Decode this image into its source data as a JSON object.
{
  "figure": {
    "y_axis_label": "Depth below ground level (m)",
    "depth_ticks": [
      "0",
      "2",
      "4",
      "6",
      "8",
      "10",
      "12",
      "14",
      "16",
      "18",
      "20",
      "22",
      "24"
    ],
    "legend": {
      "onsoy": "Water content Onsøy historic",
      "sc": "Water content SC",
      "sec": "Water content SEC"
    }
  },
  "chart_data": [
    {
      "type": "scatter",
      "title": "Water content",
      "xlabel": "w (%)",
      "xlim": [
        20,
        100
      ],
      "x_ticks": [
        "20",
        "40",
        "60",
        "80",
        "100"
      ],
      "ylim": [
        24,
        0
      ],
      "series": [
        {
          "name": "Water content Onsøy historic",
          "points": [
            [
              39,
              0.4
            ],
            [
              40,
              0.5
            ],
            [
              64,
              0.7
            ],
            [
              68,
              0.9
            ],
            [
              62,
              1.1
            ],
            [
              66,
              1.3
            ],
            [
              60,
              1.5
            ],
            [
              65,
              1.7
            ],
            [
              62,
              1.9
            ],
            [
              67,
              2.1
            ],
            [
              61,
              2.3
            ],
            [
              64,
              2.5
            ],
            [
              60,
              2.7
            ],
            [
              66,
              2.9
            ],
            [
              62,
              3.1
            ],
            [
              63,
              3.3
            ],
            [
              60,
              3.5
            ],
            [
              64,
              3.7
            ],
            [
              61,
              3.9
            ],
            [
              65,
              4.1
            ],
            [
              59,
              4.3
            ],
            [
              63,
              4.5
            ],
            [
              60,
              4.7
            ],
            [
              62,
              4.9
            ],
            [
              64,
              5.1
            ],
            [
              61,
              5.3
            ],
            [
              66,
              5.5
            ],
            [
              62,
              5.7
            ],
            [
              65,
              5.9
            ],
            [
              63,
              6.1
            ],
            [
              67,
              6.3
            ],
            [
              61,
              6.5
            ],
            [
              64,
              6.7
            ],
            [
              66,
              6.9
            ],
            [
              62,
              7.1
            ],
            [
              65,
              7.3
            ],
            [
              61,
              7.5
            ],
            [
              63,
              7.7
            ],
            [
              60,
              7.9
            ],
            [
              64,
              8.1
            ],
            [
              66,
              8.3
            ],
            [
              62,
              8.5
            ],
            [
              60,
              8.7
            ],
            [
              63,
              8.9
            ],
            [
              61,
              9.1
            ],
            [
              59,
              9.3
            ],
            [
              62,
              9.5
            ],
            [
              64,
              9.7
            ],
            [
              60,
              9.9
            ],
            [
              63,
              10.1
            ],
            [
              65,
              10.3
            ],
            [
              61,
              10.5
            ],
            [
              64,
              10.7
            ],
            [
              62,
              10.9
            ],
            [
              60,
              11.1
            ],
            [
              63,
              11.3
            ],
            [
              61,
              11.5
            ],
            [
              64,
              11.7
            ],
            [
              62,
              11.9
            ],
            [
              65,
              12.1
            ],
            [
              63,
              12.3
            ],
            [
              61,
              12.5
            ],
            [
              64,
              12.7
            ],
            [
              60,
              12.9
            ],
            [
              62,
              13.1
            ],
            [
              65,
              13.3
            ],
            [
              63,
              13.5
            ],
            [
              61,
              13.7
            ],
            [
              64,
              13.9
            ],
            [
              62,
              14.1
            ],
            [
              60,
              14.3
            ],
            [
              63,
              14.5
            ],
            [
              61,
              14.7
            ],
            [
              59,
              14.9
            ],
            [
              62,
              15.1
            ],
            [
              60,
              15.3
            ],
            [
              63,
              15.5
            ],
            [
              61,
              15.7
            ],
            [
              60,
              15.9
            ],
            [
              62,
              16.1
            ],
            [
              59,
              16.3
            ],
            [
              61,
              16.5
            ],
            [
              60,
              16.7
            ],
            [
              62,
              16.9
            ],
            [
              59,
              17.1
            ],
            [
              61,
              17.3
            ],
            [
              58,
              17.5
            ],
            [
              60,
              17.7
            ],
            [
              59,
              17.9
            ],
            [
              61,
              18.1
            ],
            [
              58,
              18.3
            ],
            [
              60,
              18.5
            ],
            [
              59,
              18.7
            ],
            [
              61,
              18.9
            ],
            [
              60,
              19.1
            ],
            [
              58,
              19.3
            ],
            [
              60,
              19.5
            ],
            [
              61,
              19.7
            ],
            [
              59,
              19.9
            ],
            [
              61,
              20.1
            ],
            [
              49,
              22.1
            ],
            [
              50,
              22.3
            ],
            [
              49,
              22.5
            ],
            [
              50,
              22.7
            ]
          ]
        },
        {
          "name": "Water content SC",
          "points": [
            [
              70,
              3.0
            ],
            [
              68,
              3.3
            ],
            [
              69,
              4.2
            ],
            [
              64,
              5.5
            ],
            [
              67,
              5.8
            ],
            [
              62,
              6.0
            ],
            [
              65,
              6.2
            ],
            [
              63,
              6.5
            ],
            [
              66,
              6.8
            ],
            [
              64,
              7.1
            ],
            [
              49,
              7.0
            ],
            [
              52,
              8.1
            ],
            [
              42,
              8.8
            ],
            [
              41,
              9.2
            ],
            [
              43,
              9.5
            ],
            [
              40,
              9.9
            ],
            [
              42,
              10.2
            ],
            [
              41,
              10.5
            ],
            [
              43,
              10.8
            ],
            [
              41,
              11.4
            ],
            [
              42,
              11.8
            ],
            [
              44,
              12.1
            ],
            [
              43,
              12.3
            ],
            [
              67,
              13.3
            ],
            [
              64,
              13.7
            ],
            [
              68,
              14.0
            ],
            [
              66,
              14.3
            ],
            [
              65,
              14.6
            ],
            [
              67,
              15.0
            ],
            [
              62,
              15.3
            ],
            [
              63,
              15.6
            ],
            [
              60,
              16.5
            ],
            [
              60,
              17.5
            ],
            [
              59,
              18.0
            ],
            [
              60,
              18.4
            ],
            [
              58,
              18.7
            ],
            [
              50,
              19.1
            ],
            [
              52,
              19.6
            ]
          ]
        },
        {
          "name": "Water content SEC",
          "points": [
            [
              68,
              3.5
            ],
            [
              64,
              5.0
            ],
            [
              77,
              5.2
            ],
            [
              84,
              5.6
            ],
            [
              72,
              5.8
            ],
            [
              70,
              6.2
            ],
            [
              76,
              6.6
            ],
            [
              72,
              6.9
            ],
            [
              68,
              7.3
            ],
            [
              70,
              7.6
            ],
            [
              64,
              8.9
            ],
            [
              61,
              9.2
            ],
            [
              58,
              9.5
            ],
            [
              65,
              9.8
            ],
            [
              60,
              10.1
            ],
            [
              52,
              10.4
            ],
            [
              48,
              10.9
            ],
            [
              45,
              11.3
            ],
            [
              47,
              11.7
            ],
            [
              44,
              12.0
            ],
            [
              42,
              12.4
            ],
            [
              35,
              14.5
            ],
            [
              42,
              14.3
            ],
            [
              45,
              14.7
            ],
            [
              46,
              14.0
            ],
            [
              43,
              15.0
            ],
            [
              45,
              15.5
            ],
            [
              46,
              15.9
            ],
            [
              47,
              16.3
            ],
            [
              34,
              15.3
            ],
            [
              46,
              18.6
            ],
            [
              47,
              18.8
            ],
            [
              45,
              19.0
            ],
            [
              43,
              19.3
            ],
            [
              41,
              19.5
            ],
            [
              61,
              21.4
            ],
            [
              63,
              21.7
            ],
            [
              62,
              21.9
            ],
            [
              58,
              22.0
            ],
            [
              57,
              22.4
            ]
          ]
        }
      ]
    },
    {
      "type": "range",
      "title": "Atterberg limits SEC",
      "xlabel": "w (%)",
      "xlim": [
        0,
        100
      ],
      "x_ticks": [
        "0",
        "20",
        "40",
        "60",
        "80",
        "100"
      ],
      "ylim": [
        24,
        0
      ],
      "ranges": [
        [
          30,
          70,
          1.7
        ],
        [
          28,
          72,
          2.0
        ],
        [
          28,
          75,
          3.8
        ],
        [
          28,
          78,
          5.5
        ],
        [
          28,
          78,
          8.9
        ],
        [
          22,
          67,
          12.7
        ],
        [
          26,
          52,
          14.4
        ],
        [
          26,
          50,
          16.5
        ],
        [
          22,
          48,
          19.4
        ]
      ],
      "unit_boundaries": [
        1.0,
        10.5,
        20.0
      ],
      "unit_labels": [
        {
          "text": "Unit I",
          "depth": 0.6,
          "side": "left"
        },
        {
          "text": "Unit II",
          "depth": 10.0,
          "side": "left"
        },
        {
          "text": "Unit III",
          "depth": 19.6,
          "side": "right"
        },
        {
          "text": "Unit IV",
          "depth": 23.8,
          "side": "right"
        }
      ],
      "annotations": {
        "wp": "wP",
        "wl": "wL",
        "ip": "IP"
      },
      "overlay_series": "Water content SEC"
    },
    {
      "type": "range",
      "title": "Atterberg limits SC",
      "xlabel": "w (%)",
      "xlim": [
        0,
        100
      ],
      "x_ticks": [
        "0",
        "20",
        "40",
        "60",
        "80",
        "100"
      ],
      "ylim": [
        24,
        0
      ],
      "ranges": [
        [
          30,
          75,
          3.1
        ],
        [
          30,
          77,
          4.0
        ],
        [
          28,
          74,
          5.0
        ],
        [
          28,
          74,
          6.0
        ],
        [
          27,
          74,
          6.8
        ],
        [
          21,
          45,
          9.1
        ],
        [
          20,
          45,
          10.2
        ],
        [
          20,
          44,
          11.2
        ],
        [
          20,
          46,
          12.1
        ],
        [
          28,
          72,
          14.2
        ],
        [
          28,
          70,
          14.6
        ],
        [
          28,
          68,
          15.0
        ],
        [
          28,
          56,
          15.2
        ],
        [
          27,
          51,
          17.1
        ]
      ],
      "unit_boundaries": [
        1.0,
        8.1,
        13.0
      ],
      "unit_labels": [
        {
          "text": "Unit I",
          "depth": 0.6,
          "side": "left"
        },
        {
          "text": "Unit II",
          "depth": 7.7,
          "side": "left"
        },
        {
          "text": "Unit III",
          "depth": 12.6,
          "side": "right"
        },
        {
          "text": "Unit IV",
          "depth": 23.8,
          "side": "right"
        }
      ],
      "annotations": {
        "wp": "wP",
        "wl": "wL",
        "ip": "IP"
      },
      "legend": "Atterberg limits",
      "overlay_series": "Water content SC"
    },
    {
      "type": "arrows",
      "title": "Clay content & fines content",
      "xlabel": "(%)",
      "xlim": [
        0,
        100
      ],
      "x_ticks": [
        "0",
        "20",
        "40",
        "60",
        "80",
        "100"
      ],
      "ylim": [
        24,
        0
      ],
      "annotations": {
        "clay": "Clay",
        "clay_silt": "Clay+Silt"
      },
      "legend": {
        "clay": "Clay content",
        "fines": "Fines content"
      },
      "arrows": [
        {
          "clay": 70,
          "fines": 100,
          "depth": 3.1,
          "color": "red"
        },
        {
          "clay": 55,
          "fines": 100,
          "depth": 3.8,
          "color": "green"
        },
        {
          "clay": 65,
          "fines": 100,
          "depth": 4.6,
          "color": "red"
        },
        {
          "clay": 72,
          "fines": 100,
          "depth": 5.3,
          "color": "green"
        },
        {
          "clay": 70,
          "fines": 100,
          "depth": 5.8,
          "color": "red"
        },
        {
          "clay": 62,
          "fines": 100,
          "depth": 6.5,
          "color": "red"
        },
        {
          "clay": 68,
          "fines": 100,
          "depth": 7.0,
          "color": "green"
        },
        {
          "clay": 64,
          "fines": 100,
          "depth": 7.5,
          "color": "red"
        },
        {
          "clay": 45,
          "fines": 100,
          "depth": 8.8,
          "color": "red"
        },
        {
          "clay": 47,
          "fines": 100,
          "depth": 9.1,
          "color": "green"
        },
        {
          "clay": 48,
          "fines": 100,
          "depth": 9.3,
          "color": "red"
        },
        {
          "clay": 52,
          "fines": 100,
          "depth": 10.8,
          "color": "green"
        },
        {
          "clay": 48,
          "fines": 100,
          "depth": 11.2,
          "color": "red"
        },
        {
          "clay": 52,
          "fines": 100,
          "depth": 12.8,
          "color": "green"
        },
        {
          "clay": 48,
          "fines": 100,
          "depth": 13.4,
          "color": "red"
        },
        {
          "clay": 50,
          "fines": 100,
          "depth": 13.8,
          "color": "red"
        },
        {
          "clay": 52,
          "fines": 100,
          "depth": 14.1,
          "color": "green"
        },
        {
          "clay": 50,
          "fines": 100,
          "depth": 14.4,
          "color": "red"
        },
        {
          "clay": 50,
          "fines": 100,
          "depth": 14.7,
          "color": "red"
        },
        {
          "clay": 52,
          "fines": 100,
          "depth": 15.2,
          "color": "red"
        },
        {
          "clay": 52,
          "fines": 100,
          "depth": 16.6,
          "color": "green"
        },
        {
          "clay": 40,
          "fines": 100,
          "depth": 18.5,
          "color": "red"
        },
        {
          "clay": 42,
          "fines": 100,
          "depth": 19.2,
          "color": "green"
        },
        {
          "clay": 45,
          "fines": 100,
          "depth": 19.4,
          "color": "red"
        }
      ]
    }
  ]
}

WRITTEN REQUEST
State how many lines of the listing hold the string "Onsøy"; reply with the number and nothing else.

EXERCISE RESPONSE
2